* WHAT TO DO:
Select all lines in the records that include "Moisture".

[START OF EXERCISE INPUTS]

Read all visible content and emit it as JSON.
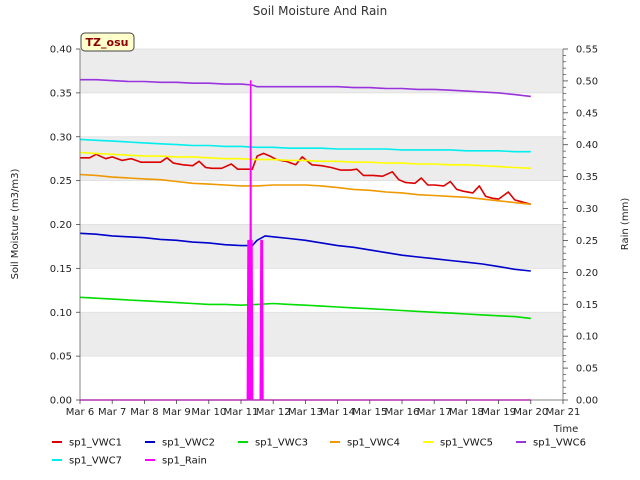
{
  "chart_data": {
    "type": "line",
    "title": "Soil Moisture And Rain",
    "badge": "TZ_osu",
    "xlabel": "Time",
    "ylabel": "Soil Moisture (m3/m3)",
    "y2label": "Rain (mm)",
    "xlim": [
      6,
      21
    ],
    "ylim": [
      0,
      0.4
    ],
    "y2lim": [
      0,
      0.55
    ],
    "x_ticks": [
      6,
      7,
      8,
      9,
      10,
      11,
      12,
      13,
      14,
      15,
      16,
      17,
      18,
      19,
      20,
      21
    ],
    "x_tick_labels": [
      "Mar 6",
      "Mar 7",
      "Mar 8",
      "Mar 9",
      "Mar 10",
      "Mar 11",
      "Mar 12",
      "Mar 13",
      "Mar 14",
      "Mar 15",
      "Mar 16",
      "Mar 17",
      "Mar 18",
      "Mar 19",
      "Mar 20",
      "Mar 21"
    ],
    "y_ticks": [
      0.0,
      0.05,
      0.1,
      0.15,
      0.2,
      0.25,
      0.3,
      0.35,
      0.4
    ],
    "y_tick_labels": [
      "0.00",
      "0.05",
      "0.10",
      "0.15",
      "0.20",
      "0.25",
      "0.30",
      "0.35",
      "0.40"
    ],
    "y2_ticks": [
      0.0,
      0.05,
      0.1,
      0.15,
      0.2,
      0.25,
      0.3,
      0.35,
      0.4,
      0.45,
      0.5,
      0.55
    ],
    "y2_tick_labels": [
      "0.00",
      "0.05",
      "0.10",
      "0.15",
      "0.20",
      "0.25",
      "0.30",
      "0.35",
      "0.40",
      "0.45",
      "0.50",
      "0.55"
    ],
    "grid": "horizontal bands",
    "legend_position": "bottom",
    "series": [
      {
        "name": "sp1_VWC1",
        "color": "#dd0000",
        "axis": "left",
        "x": [
          6.0,
          6.3,
          6.5,
          6.8,
          7.0,
          7.3,
          7.6,
          7.9,
          8.2,
          8.5,
          8.7,
          8.9,
          9.2,
          9.5,
          9.7,
          9.9,
          10.1,
          10.4,
          10.7,
          10.9,
          11.1,
          11.35,
          11.5,
          11.7,
          11.9,
          12.1,
          12.4,
          12.7,
          12.9,
          13.2,
          13.5,
          13.8,
          14.1,
          14.4,
          14.6,
          14.8,
          15.1,
          15.4,
          15.7,
          15.9,
          16.1,
          16.4,
          16.6,
          16.8,
          17.0,
          17.3,
          17.5,
          17.7,
          17.9,
          18.2,
          18.4,
          18.6,
          18.8,
          19.0,
          19.3,
          19.5,
          19.7,
          19.9,
          20.0
        ],
        "y": [
          0.276,
          0.276,
          0.28,
          0.275,
          0.277,
          0.273,
          0.275,
          0.271,
          0.271,
          0.271,
          0.276,
          0.27,
          0.268,
          0.267,
          0.272,
          0.265,
          0.264,
          0.264,
          0.269,
          0.263,
          0.263,
          0.263,
          0.278,
          0.281,
          0.278,
          0.274,
          0.272,
          0.268,
          0.277,
          0.268,
          0.267,
          0.265,
          0.262,
          0.262,
          0.263,
          0.256,
          0.256,
          0.255,
          0.26,
          0.251,
          0.248,
          0.247,
          0.253,
          0.245,
          0.245,
          0.244,
          0.249,
          0.24,
          0.238,
          0.236,
          0.244,
          0.232,
          0.23,
          0.229,
          0.237,
          0.228,
          0.226,
          0.224,
          0.223
        ]
      },
      {
        "name": "sp1_VWC2",
        "color": "#0000cc",
        "axis": "left",
        "x": [
          6.0,
          6.5,
          7.0,
          7.5,
          8.0,
          8.5,
          9.0,
          9.5,
          10.0,
          10.5,
          11.0,
          11.35,
          11.5,
          11.75,
          12.0,
          12.5,
          13.0,
          13.5,
          14.0,
          14.5,
          15.0,
          15.5,
          16.0,
          16.5,
          17.0,
          17.5,
          18.0,
          18.5,
          19.0,
          19.5,
          20.0
        ],
        "y": [
          0.19,
          0.189,
          0.187,
          0.186,
          0.185,
          0.183,
          0.182,
          0.18,
          0.179,
          0.177,
          0.176,
          0.176,
          0.182,
          0.187,
          0.186,
          0.184,
          0.182,
          0.179,
          0.176,
          0.174,
          0.171,
          0.168,
          0.165,
          0.163,
          0.161,
          0.159,
          0.157,
          0.155,
          0.152,
          0.149,
          0.147
        ]
      },
      {
        "name": "sp1_VWC3",
        "color": "#00dd00",
        "axis": "left",
        "x": [
          6.0,
          6.5,
          7.0,
          7.5,
          8.0,
          8.5,
          9.0,
          9.5,
          10.0,
          10.5,
          11.0,
          11.5,
          12.0,
          12.5,
          13.0,
          13.5,
          14.0,
          14.5,
          15.0,
          15.5,
          16.0,
          16.5,
          17.0,
          17.5,
          18.0,
          18.5,
          19.0,
          19.5,
          20.0
        ],
        "y": [
          0.117,
          0.116,
          0.115,
          0.114,
          0.113,
          0.112,
          0.111,
          0.11,
          0.109,
          0.109,
          0.108,
          0.109,
          0.11,
          0.109,
          0.108,
          0.107,
          0.106,
          0.105,
          0.104,
          0.103,
          0.102,
          0.101,
          0.1,
          0.099,
          0.098,
          0.097,
          0.096,
          0.095,
          0.093
        ]
      },
      {
        "name": "sp1_VWC4",
        "color": "#ee9900",
        "axis": "left",
        "x": [
          6.0,
          6.5,
          7.0,
          7.5,
          8.0,
          8.5,
          9.0,
          9.5,
          10.0,
          10.5,
          11.0,
          11.5,
          12.0,
          12.5,
          13.0,
          13.5,
          14.0,
          14.5,
          15.0,
          15.5,
          16.0,
          16.5,
          17.0,
          17.5,
          18.0,
          18.5,
          19.0,
          19.5,
          20.0
        ],
        "y": [
          0.257,
          0.256,
          0.254,
          0.253,
          0.252,
          0.251,
          0.249,
          0.247,
          0.246,
          0.245,
          0.244,
          0.244,
          0.245,
          0.245,
          0.245,
          0.244,
          0.242,
          0.24,
          0.239,
          0.237,
          0.236,
          0.234,
          0.233,
          0.232,
          0.231,
          0.229,
          0.227,
          0.225,
          0.223
        ]
      },
      {
        "name": "sp1_VWC5",
        "color": "#ffff00",
        "axis": "left",
        "x": [
          6.0,
          6.5,
          7.0,
          7.5,
          8.0,
          8.5,
          9.0,
          9.5,
          10.0,
          10.5,
          11.0,
          11.5,
          12.0,
          12.5,
          13.0,
          13.5,
          14.0,
          14.5,
          15.0,
          15.5,
          16.0,
          16.5,
          17.0,
          17.5,
          18.0,
          18.5,
          19.0,
          19.5,
          20.0
        ],
        "y": [
          0.282,
          0.281,
          0.28,
          0.279,
          0.278,
          0.278,
          0.277,
          0.277,
          0.276,
          0.275,
          0.275,
          0.274,
          0.274,
          0.273,
          0.273,
          0.272,
          0.272,
          0.271,
          0.271,
          0.27,
          0.27,
          0.269,
          0.269,
          0.268,
          0.268,
          0.267,
          0.266,
          0.265,
          0.264
        ]
      },
      {
        "name": "sp1_VWC6",
        "color": "#9933dd",
        "axis": "left",
        "x": [
          6.0,
          6.5,
          7.0,
          7.5,
          8.0,
          8.5,
          9.0,
          9.5,
          10.0,
          10.5,
          11.0,
          11.35,
          11.5,
          12.0,
          12.5,
          13.0,
          13.5,
          14.0,
          14.5,
          15.0,
          15.5,
          16.0,
          16.5,
          17.0,
          17.5,
          18.0,
          18.5,
          19.0,
          19.5,
          20.0
        ],
        "y": [
          0.365,
          0.365,
          0.364,
          0.363,
          0.363,
          0.362,
          0.362,
          0.361,
          0.361,
          0.36,
          0.36,
          0.359,
          0.357,
          0.357,
          0.357,
          0.357,
          0.357,
          0.357,
          0.356,
          0.356,
          0.355,
          0.355,
          0.354,
          0.354,
          0.353,
          0.352,
          0.351,
          0.35,
          0.348,
          0.346
        ]
      },
      {
        "name": "sp1_VWC7",
        "color": "#00eeee",
        "axis": "left",
        "x": [
          6.0,
          6.5,
          7.0,
          7.5,
          8.0,
          8.5,
          9.0,
          9.5,
          10.0,
          10.5,
          11.0,
          11.5,
          12.0,
          12.5,
          13.0,
          13.5,
          14.0,
          14.5,
          15.0,
          15.5,
          16.0,
          16.5,
          17.0,
          17.5,
          18.0,
          18.5,
          19.0,
          19.5,
          20.0
        ],
        "y": [
          0.297,
          0.296,
          0.295,
          0.294,
          0.293,
          0.292,
          0.291,
          0.29,
          0.29,
          0.289,
          0.289,
          0.288,
          0.288,
          0.287,
          0.287,
          0.287,
          0.286,
          0.286,
          0.286,
          0.286,
          0.285,
          0.285,
          0.285,
          0.285,
          0.284,
          0.284,
          0.284,
          0.283,
          0.283
        ]
      },
      {
        "name": "sp1_Rain",
        "color": "#ff00ff",
        "axis": "right",
        "x": [
          6.0,
          11.2,
          11.22,
          11.24,
          11.26,
          11.28,
          11.3,
          11.32,
          11.34,
          11.36,
          11.6,
          11.62,
          11.64,
          11.66,
          11.68,
          11.7,
          20.0
        ],
        "y": [
          0.0,
          0.0,
          0.25,
          0.0,
          0.25,
          0.0,
          0.5,
          0.0,
          0.25,
          0.0,
          0.0,
          0.25,
          0.0,
          0.25,
          0.0,
          0.0,
          0.0
        ]
      }
    ]
  }
}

[END OF EXERCISE INPUTS]

* CORRECT OUTPUT:
    "title": "Soil Moisture And Rain",
    "ylabel": "Soil Moisture (m3/m3)",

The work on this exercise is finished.